### What the exercise asks
Output all of the entries below precisely as written.

(Stored dataset items)
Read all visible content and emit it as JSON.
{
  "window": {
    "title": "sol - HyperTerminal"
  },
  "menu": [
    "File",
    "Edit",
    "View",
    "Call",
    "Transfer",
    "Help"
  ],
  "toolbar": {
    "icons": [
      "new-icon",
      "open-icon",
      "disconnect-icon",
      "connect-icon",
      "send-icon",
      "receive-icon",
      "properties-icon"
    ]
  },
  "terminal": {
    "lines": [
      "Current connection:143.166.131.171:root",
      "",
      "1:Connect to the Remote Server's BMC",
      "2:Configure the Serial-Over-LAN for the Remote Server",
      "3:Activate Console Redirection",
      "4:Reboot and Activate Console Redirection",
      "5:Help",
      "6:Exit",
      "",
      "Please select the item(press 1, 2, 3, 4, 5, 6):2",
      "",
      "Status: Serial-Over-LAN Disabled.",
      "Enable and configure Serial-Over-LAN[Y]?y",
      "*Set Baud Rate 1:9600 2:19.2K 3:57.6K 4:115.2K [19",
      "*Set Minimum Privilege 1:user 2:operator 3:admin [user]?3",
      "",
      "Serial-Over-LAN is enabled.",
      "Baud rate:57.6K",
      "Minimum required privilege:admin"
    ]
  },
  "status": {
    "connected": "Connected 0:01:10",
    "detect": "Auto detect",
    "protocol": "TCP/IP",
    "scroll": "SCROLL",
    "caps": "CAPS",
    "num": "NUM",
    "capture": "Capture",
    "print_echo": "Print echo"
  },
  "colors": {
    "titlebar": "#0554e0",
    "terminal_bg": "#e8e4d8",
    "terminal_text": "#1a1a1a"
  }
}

### The answer
Read all visible content and emit it as JSON.
{
  "window": {
    "title": "sol - HyperTerminal"
  },
  "menu": [
    "File",
    "Edit",
    "View",
    "Call",
    "Transfer",
    "Help"
  ],
  "toolbar": {
    "icons": [
      "new-icon",
      "open-icon",
      "disconnect-icon",
      "connect-icon",
      "send-icon",
      "receive-icon",
      "properties-icon"
    ]
  },
  "terminal": {
    "lines": [
      "Current connection:143.166.131.171:root",
      "",
      "1:Connect to the Remote Server's BMC",
      "2:Configure the Serial-Over-LAN for the Remote Server",
      "3:Activate Console Redirection",
      "4:Reboot and Activate Console Redirection",
      "5:Help",
      "6:Exit",
      "",
      "Please select the item(press 1, 2, 3, 4, 5, 6):2",
      "",
      "Status: Serial-Over-LAN Disabled.",
      "Enable and configure Serial-Over-LAN[Y]?y",
      "*Set Baud Rate 1:9600 2:19.2K 3:57.6K 4:115.2K [19",
      "*Set Minimum Privilege 1:user 2:operator 3:admin [user]?3",
      "",
      "Serial-Over-LAN is enabled.",
      "Baud rate:57.6K",
      "Minimum required privilege:admin"
    ]
  },
  "status": {
    "connected": "Connected 0:01:10",
    "detect": "Auto detect",
    "protocol": "TCP/IP",
    "scroll": "SCROLL",
    "caps": "CAPS",
    "num": "NUM",
    "capture": "Capture",
    "print_echo": "Print echo"
  },
  "colors": {
    "titlebar": "#0554e0",
    "terminal_bg": "#e8e4d8",
    "terminal_text": "#1a1a1a"
  }
}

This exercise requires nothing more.